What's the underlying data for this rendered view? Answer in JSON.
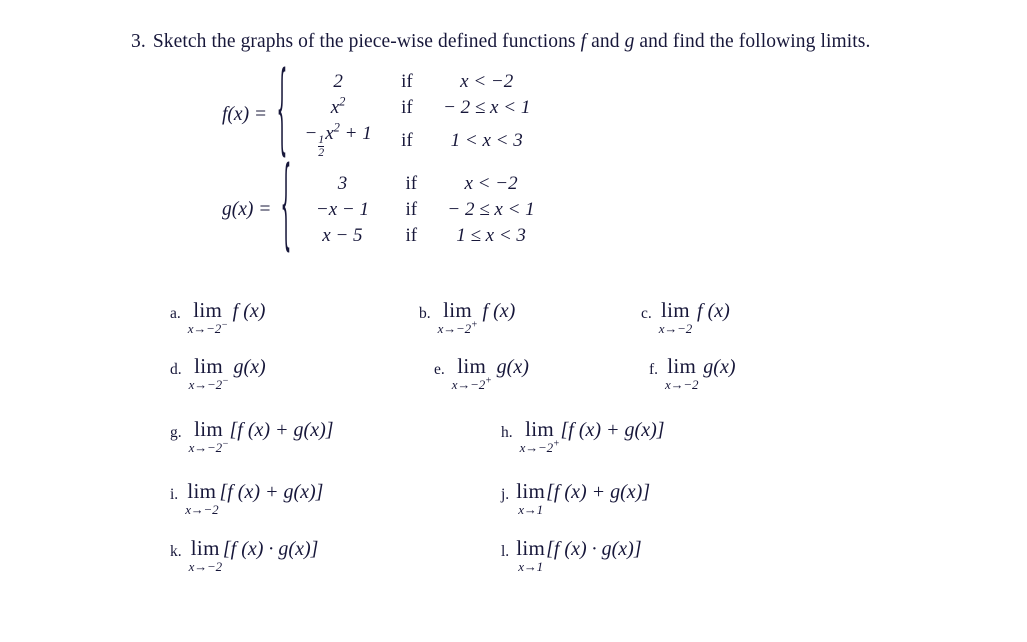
{
  "document": {
    "background_color": "#ffffff",
    "text_color": "#17173a",
    "problem_number": "3.",
    "prompt_part1": "Sketch the graphs of the piece-wise defined functions",
    "prompt_f": "f",
    "prompt_and1": "and",
    "prompt_g": "g",
    "prompt_part2": "and find the following limits."
  },
  "piecewise": {
    "f": {
      "lhs": "f(x) =",
      "rows": [
        {
          "expr": "2",
          "if": "if",
          "cond": "x < −2"
        },
        {
          "expr": "x",
          "expr_sup": "2",
          "if": "if",
          "cond": "− 2 ≤ x < 1"
        },
        {
          "expr": "−",
          "expr_frac_num": "1",
          "expr_frac_den": "2",
          "expr_tail": "x",
          "expr_sup": "2",
          "expr_tail2": "+ 1",
          "if": "if",
          "cond": "1 < x < 3"
        }
      ]
    },
    "g": {
      "lhs": "g(x) =",
      "rows": [
        {
          "expr": "3",
          "if": "if",
          "cond": "x < −2"
        },
        {
          "expr": "−x − 1",
          "if": "if",
          "cond": "− 2 ≤ x < 1"
        },
        {
          "expr": "x − 5",
          "if": "if",
          "cond": "1 ≤ x < 3"
        }
      ]
    }
  },
  "limits": [
    {
      "label": "a.",
      "lim": "lim",
      "sub": "x→−2",
      "sub_sign": "−",
      "body": "f (x)"
    },
    {
      "label": "b.",
      "lim": "lim",
      "sub": "x→−2",
      "sub_sign": "+",
      "body": "f (x)"
    },
    {
      "label": "c.",
      "lim": "lim",
      "sub": "x→−2",
      "sub_sign": "",
      "body": "f (x)"
    },
    {
      "label": "d.",
      "lim": "lim",
      "sub": "x→−2",
      "sub_sign": "−",
      "body": "g(x)"
    },
    {
      "label": "e.",
      "lim": "lim",
      "sub": "x→−2",
      "sub_sign": "+",
      "body": "g(x)"
    },
    {
      "label": "f.",
      "lim": "lim",
      "sub": "x→−2",
      "sub_sign": "",
      "body": "g(x)"
    },
    {
      "label": "g.",
      "lim": "lim",
      "sub": "x→−2",
      "sub_sign": "−",
      "body": "[f (x) + g(x)]"
    },
    {
      "label": "h.",
      "lim": "lim",
      "sub": "x→−2",
      "sub_sign": "+",
      "body": "[f (x) + g(x)]"
    },
    {
      "label": "i.",
      "lim": "lim",
      "sub": "x→−2",
      "sub_sign": "",
      "body": "[f (x) + g(x)]"
    },
    {
      "label": "j.",
      "lim": "lim",
      "sub": "x→1",
      "sub_sign": "",
      "body": "[f (x) + g(x)]"
    },
    {
      "label": "k.",
      "lim": "lim",
      "sub": "x→−2",
      "sub_sign": "",
      "body": "[f (x) · g(x)]"
    },
    {
      "label": "l.",
      "lim": "lim",
      "sub": "x→1",
      "sub_sign": "",
      "body": "[f (x) · g(x)]"
    }
  ]
}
════════════════
The request —
Read through the entries and copy every line that includes "label".

The completed task —
      "label": "a.",
      "label": "b.",
      "label": "c.",
      "label": "d.",
      "label": "e.",
      "label": "f.",
      "label": "g.",
      "label": "h.",
      "label": "i.",
      "label": "j.",
      "label": "k.",
      "label": "l.",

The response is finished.